Set task
Rewrite the lines beginning with the line containing "UI element localization: list" and continuing through the line containing "297, 384, 313]". Substitute "overlay" for "watermark" everywhere in those lines and leave everything else unchanged.

Data provided
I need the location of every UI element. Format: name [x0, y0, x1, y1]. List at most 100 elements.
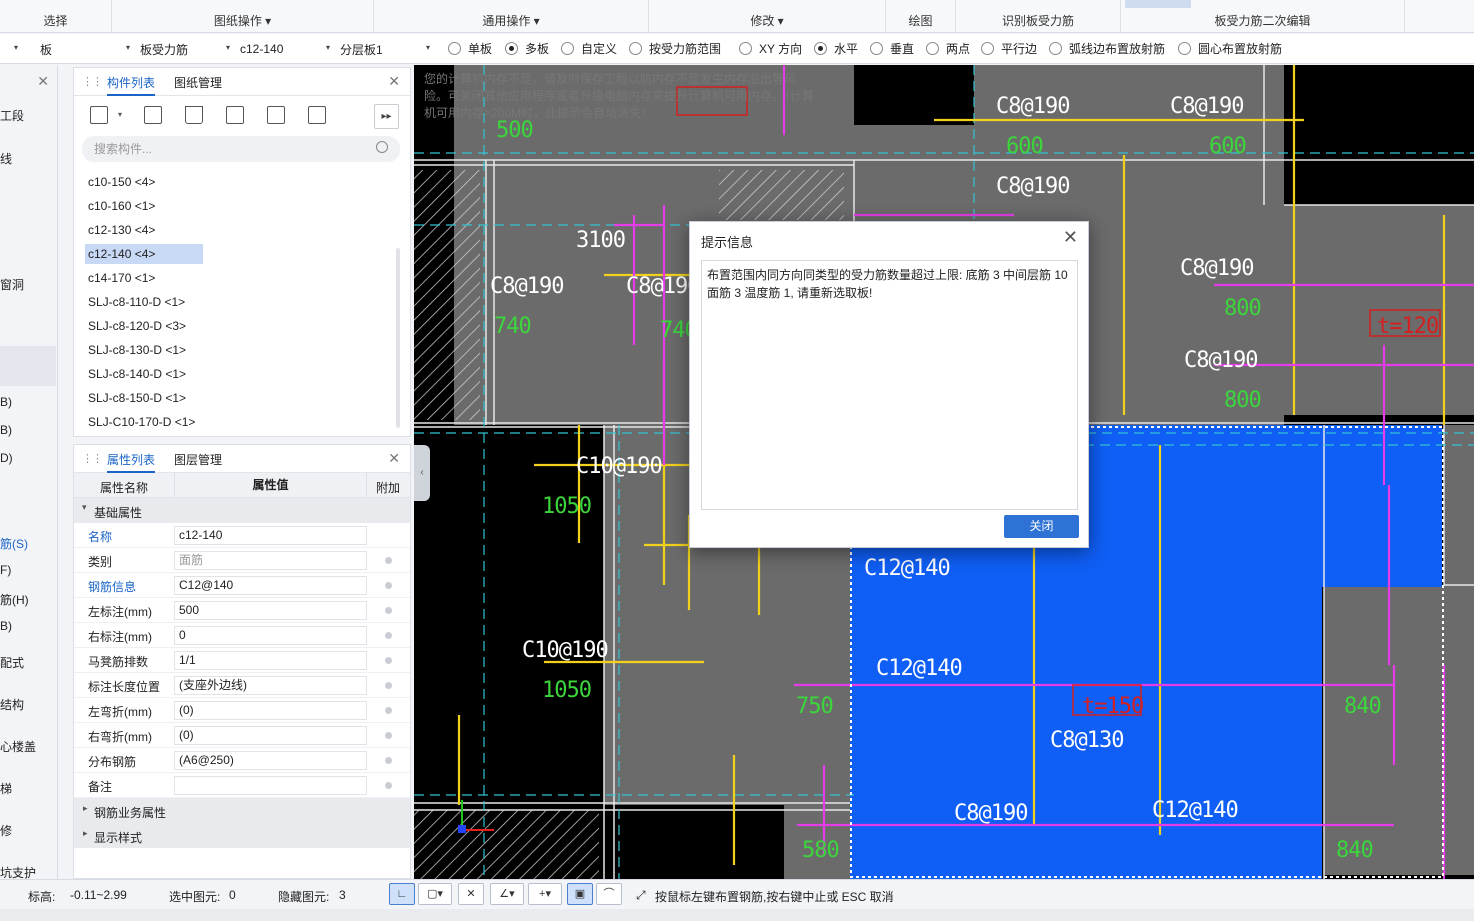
==
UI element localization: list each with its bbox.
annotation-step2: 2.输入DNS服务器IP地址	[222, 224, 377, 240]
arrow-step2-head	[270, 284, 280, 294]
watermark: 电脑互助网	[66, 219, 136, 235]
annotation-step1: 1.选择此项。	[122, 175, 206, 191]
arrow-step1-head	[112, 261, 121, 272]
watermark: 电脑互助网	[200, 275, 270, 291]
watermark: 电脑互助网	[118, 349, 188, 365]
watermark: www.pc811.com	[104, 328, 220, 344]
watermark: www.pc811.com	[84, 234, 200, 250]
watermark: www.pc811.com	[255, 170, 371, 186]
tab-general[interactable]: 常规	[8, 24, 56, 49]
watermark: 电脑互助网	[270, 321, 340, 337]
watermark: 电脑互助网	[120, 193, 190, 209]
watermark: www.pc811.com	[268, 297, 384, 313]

Complete response
UI element localization: list each with its bbox.
annotation-step2: 2.输入DNS服务器IP地址	[222, 224, 377, 240]
arrow-step2-head	[270, 284, 280, 294]
overlay: 电脑互助网	[66, 219, 136, 235]
annotation-step1: 1.选择此项。	[122, 175, 206, 191]
arrow-step1-head	[112, 261, 121, 272]
overlay: 电脑互助网	[200, 275, 270, 291]
overlay: 电脑互助网	[118, 349, 188, 365]
overlay: www.pc811.com	[104, 328, 220, 344]
overlay: www.pc811.com	[84, 234, 200, 250]
overlay: www.pc811.com	[255, 170, 371, 186]
tab-general[interactable]: 常规	[8, 24, 56, 49]
overlay: 电脑互助网	[270, 321, 340, 337]
overlay: 电脑互助网	[120, 193, 190, 209]
overlay: www.pc811.com	[268, 297, 384, 313]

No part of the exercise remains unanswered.